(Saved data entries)

++++++

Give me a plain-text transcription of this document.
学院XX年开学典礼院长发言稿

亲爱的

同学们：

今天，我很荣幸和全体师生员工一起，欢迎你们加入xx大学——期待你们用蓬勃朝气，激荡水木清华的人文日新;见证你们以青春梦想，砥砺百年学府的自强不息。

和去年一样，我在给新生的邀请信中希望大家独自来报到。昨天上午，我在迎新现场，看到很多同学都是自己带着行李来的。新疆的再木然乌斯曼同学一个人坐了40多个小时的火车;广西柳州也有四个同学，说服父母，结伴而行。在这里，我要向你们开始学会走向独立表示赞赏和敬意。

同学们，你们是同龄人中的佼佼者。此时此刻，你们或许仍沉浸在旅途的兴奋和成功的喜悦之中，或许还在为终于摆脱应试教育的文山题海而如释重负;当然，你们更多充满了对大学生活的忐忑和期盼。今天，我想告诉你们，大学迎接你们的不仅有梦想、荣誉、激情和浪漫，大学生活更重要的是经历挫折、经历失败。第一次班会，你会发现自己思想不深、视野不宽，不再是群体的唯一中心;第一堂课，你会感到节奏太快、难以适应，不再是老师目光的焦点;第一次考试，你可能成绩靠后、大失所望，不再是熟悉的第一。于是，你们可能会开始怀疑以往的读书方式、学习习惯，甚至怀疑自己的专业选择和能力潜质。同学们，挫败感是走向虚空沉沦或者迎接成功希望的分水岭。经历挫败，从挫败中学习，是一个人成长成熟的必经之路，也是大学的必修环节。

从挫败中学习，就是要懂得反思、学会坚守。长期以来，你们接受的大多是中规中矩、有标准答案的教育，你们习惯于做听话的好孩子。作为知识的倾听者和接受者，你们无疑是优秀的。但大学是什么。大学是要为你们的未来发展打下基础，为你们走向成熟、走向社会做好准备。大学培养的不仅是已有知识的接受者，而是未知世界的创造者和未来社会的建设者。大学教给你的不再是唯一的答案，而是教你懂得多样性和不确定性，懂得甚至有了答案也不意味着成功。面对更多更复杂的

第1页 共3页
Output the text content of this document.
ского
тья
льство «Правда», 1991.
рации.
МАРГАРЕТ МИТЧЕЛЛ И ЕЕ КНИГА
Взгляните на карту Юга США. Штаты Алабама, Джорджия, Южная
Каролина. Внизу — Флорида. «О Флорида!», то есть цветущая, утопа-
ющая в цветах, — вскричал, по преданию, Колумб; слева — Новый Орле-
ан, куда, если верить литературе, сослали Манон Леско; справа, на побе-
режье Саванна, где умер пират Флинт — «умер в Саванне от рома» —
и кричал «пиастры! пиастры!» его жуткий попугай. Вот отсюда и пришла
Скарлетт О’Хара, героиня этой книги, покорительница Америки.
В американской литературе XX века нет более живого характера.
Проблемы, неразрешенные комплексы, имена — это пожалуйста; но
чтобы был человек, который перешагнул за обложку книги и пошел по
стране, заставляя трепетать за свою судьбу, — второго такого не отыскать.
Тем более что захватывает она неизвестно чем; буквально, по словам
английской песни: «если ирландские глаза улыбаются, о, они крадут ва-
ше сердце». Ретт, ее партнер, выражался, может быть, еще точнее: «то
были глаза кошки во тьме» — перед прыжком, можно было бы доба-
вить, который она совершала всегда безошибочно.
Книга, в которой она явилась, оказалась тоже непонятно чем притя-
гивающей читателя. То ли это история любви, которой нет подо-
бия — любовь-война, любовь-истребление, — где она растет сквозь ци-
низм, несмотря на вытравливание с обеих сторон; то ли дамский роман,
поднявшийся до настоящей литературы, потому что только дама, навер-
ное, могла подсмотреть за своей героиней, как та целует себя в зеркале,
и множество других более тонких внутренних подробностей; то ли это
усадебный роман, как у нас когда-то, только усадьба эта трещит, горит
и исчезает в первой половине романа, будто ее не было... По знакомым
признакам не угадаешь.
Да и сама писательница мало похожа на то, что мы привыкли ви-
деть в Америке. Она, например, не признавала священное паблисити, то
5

++++++

STATED PROBLEM →
Gather each line in these records that contains the string "которой".

SOLUTION TO THIS EXERCISE →
Книга, в которой она явилась, оказалась тоже непонятно чем притя-
гивающей читателя. То ли это история любви, которой нет подо-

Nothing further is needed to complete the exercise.